╭─ Records to process

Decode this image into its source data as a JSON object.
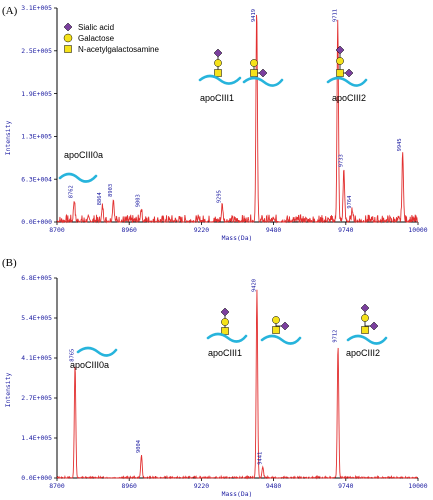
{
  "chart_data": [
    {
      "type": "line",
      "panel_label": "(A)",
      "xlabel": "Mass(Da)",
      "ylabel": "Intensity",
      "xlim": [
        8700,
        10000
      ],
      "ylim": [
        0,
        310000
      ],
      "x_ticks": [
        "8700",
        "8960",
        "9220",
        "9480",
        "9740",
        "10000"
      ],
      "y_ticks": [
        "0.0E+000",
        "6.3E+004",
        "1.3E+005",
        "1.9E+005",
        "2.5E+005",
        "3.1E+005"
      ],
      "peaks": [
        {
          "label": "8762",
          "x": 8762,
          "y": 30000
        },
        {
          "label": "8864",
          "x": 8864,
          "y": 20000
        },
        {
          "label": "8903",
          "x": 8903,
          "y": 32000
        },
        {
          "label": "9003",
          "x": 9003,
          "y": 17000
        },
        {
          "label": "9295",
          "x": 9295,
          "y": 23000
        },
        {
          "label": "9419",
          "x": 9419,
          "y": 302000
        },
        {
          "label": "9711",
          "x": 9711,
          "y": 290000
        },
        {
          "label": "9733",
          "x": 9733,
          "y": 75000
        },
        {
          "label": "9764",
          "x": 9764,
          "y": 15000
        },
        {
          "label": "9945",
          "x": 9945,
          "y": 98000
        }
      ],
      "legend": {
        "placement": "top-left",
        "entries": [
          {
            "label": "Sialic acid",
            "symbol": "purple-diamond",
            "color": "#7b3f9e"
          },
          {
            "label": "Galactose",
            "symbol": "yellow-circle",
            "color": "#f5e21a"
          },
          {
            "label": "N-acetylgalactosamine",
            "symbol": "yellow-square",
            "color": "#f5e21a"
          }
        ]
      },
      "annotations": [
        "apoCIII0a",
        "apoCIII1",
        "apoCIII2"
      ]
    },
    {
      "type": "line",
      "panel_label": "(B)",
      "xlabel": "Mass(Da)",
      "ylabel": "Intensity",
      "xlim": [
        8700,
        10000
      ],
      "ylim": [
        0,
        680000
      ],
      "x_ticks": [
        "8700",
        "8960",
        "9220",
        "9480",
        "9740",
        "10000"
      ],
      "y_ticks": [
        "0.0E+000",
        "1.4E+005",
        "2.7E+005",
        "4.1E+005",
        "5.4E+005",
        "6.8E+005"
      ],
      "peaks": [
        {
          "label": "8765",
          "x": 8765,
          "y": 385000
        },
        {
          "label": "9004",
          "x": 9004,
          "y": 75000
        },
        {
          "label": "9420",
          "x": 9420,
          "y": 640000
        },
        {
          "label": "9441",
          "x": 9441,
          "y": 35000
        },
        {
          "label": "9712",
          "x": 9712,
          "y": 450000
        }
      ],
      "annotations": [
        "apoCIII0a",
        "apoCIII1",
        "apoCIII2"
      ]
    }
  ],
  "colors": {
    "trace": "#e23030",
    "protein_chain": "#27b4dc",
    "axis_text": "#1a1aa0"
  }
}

╰─
╭─ Records to process

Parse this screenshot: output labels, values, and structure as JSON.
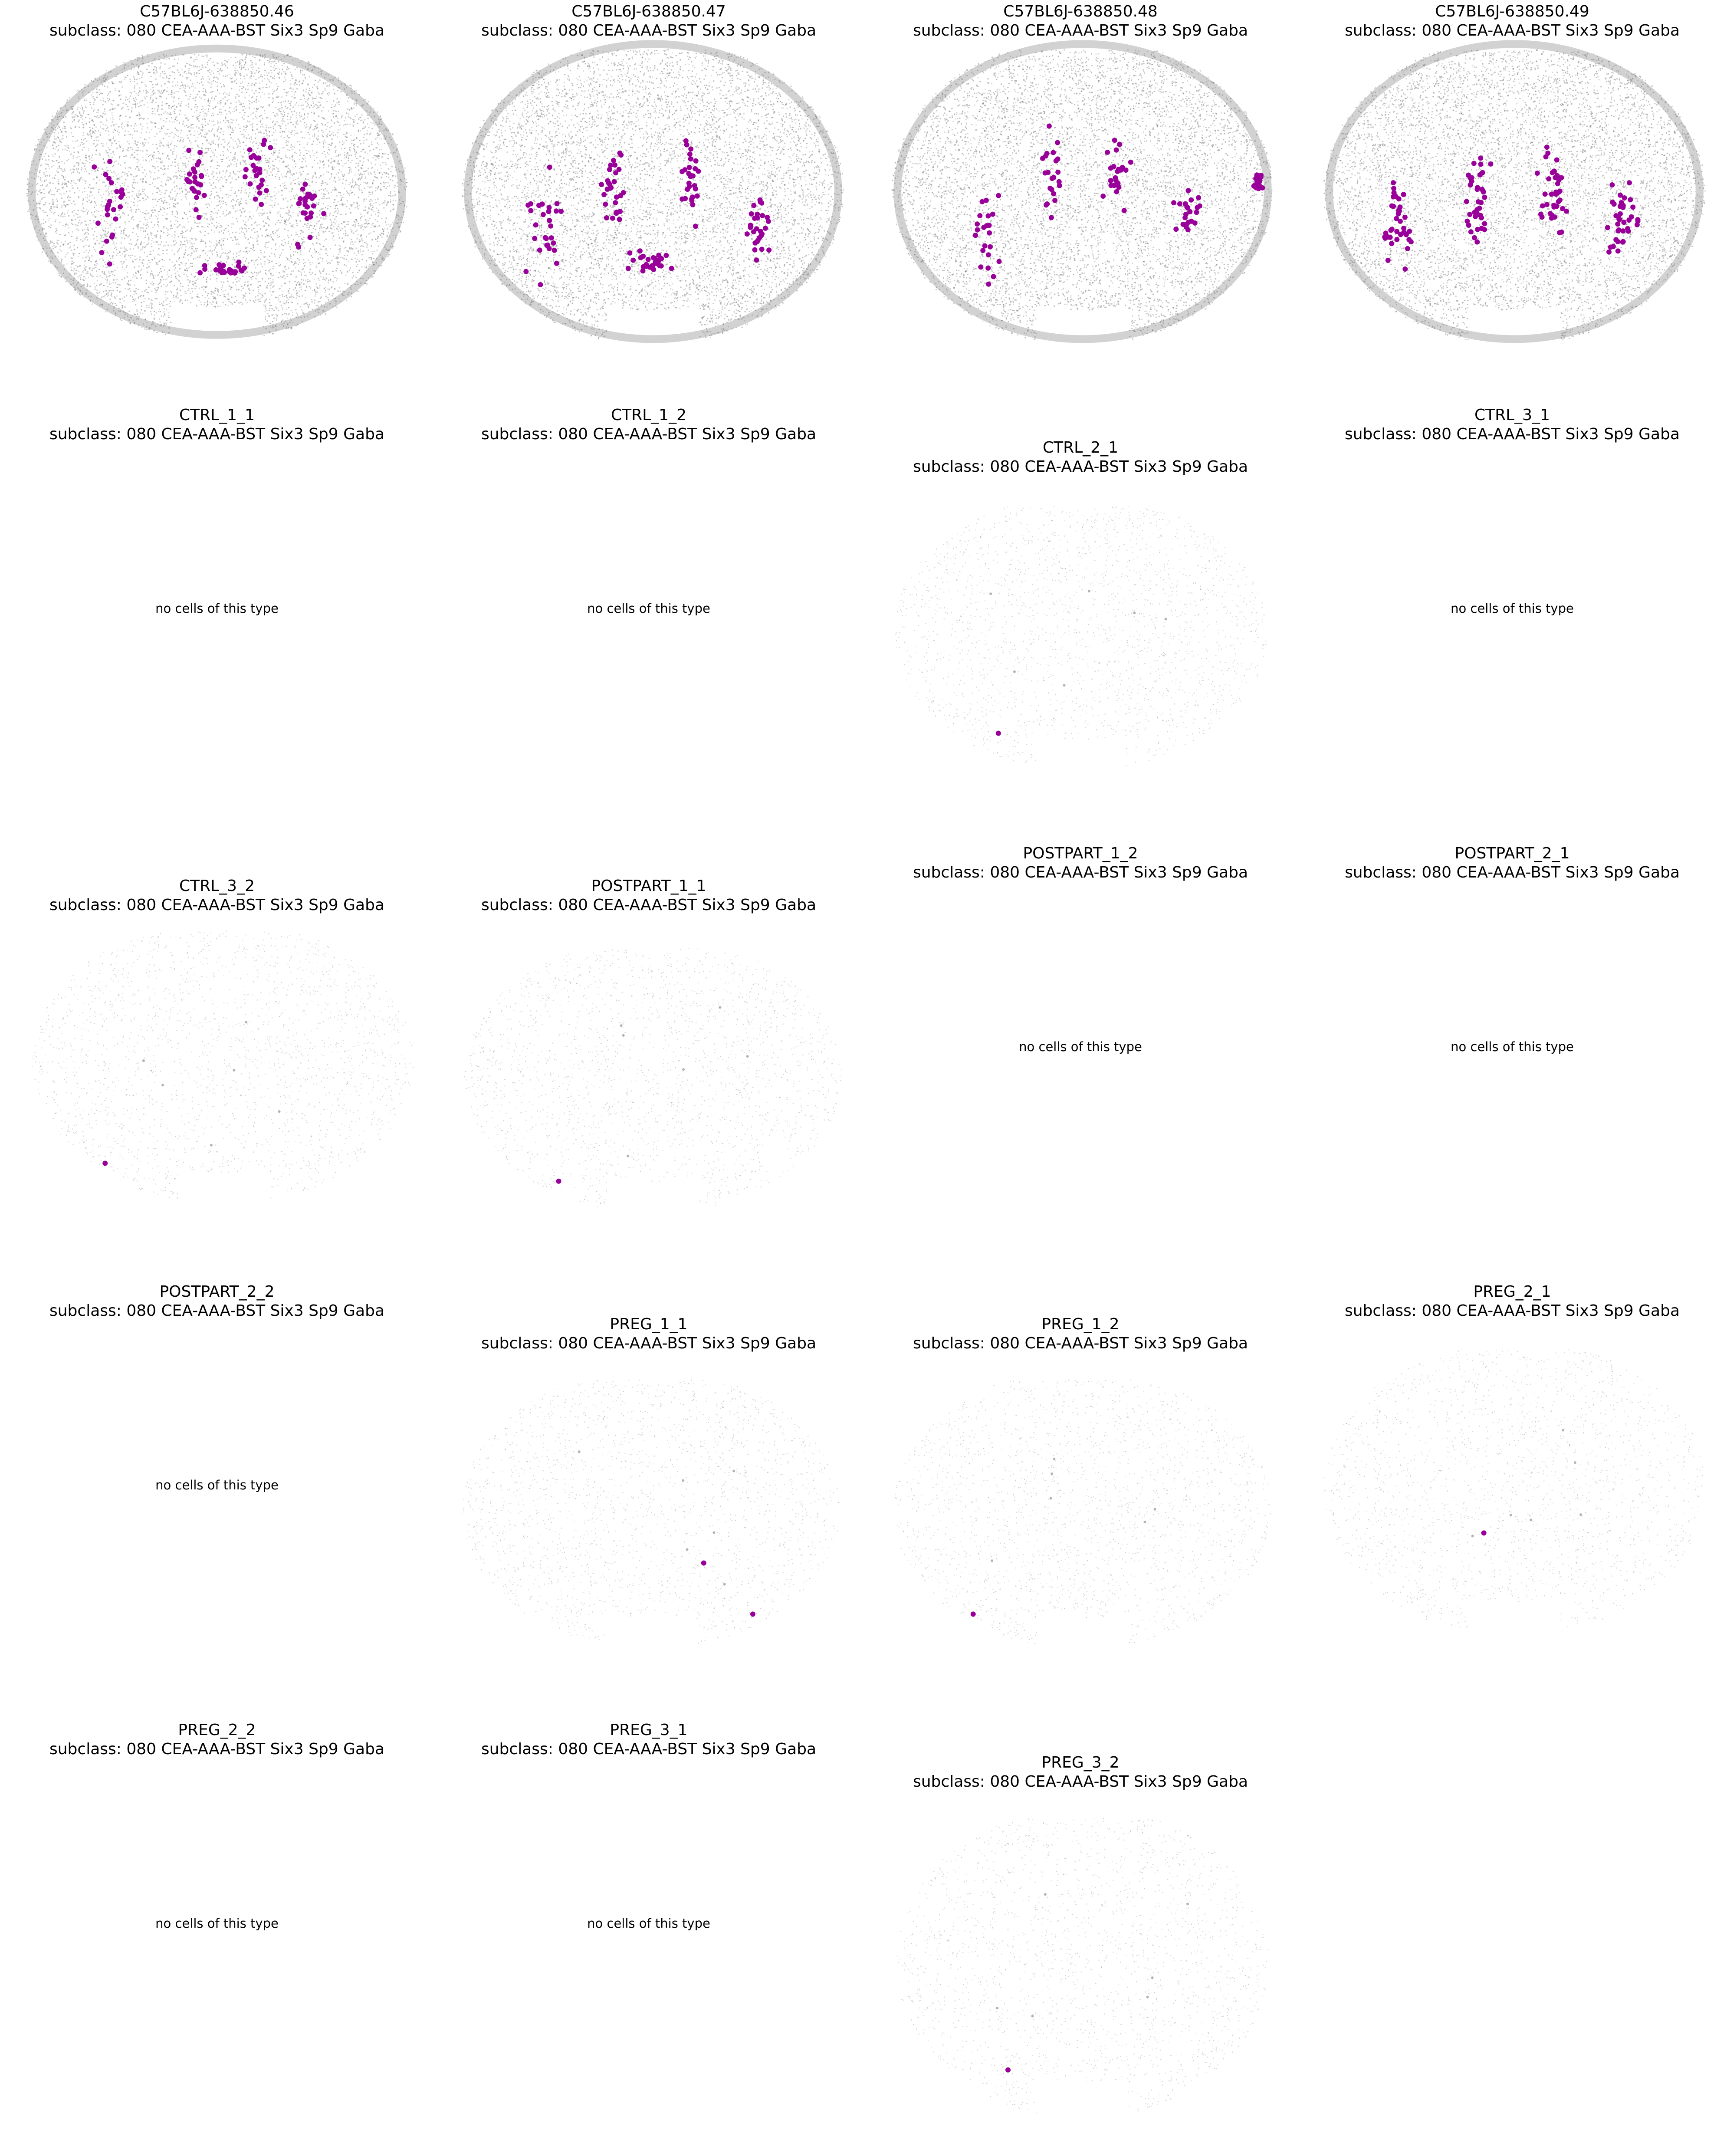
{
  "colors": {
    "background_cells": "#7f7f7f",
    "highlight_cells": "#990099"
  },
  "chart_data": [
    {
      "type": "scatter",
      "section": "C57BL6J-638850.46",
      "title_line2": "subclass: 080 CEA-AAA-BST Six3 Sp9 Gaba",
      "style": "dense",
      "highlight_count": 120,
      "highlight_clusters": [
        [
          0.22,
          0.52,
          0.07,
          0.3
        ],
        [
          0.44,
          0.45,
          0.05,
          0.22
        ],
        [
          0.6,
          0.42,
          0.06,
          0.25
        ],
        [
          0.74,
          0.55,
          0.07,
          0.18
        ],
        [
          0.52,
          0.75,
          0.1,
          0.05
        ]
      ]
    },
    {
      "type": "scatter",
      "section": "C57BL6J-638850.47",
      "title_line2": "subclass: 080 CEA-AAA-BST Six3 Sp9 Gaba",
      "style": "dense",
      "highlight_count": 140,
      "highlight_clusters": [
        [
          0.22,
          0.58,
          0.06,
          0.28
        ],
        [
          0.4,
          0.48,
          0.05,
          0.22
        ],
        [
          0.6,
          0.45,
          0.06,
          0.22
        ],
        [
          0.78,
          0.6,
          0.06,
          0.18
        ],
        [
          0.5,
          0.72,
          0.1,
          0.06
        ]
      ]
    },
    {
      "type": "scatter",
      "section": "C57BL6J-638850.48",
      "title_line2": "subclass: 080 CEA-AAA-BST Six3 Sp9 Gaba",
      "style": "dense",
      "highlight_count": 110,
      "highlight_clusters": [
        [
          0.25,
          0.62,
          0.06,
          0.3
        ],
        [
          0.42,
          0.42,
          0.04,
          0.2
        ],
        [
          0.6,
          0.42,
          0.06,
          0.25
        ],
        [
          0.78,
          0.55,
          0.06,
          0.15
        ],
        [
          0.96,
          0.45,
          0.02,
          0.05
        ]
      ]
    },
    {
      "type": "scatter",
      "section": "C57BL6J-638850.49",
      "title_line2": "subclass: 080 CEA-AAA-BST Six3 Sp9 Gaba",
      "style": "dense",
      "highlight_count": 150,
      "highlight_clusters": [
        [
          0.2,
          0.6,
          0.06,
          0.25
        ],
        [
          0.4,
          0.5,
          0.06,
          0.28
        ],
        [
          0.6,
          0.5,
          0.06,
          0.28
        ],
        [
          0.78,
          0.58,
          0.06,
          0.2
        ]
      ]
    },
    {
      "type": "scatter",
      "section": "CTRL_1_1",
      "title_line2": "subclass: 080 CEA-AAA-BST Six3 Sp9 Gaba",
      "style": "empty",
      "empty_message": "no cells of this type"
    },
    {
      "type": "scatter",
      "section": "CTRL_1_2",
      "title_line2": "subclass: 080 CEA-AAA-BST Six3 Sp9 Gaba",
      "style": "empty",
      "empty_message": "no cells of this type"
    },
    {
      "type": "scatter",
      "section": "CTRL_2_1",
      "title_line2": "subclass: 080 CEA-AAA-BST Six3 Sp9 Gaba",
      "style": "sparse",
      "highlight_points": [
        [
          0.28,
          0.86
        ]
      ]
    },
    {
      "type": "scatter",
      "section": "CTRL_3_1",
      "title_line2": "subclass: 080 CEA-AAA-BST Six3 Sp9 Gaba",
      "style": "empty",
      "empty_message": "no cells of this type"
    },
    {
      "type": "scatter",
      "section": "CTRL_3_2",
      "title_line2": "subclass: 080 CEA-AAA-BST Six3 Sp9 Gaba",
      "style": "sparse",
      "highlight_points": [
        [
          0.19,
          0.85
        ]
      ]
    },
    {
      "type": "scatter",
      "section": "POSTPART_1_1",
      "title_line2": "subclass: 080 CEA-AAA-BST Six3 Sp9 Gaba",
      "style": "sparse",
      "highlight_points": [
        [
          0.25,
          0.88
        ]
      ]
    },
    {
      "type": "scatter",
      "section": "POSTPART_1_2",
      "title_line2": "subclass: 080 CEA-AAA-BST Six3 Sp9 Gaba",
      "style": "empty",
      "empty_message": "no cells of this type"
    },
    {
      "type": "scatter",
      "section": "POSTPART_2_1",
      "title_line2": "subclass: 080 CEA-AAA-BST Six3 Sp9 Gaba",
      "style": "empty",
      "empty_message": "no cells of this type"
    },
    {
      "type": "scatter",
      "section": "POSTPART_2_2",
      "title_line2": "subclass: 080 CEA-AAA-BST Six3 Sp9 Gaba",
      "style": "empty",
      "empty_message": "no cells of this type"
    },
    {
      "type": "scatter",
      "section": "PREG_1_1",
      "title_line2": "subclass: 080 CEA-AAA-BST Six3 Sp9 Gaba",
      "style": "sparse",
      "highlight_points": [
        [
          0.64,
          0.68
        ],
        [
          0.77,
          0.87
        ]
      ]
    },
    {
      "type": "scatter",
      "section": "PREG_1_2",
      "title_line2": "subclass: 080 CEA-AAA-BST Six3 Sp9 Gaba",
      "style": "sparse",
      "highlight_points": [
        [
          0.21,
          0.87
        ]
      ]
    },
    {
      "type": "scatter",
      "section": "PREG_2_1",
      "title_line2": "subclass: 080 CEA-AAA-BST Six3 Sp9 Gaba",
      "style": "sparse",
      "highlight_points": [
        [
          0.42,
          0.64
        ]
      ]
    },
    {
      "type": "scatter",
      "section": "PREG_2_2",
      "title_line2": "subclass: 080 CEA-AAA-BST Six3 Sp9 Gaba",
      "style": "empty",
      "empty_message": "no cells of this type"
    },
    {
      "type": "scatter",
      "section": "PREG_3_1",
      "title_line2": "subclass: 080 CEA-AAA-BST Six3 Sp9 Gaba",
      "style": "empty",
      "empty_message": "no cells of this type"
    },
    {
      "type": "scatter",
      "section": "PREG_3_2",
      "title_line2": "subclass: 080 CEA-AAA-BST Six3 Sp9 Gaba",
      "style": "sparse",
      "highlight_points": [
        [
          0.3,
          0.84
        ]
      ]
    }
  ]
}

╰─

Task statement - In the data above, each line holding "yellow" is to be found and copied.

Response below -
            "symbol": "yellow-circle",
            "symbol": "yellow-square",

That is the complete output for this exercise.